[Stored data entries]
-------
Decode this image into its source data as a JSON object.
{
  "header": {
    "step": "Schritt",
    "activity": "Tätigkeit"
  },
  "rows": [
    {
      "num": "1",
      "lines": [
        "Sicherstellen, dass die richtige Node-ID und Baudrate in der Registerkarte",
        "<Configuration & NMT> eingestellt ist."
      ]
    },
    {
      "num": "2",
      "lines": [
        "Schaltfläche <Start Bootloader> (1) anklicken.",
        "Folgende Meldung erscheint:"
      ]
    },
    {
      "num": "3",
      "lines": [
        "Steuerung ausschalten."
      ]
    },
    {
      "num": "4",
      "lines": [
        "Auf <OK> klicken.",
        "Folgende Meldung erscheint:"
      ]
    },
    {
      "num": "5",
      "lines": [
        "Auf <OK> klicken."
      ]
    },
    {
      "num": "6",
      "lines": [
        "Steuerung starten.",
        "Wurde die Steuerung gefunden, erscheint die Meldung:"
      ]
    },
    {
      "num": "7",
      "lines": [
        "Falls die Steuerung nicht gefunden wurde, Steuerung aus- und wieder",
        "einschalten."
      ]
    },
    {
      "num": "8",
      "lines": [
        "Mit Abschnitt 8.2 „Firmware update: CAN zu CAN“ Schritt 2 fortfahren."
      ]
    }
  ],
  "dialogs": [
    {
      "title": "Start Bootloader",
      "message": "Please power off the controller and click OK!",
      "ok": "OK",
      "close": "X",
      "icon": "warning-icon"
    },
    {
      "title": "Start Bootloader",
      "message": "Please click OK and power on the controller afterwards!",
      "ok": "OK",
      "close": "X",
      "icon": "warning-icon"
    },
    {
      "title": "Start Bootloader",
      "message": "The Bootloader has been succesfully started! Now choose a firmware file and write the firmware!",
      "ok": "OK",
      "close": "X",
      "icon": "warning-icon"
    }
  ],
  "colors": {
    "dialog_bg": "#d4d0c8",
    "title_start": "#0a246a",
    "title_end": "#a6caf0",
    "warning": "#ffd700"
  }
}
-------
On how many lines does the word "Schritt" appear? Answer with only the number.

2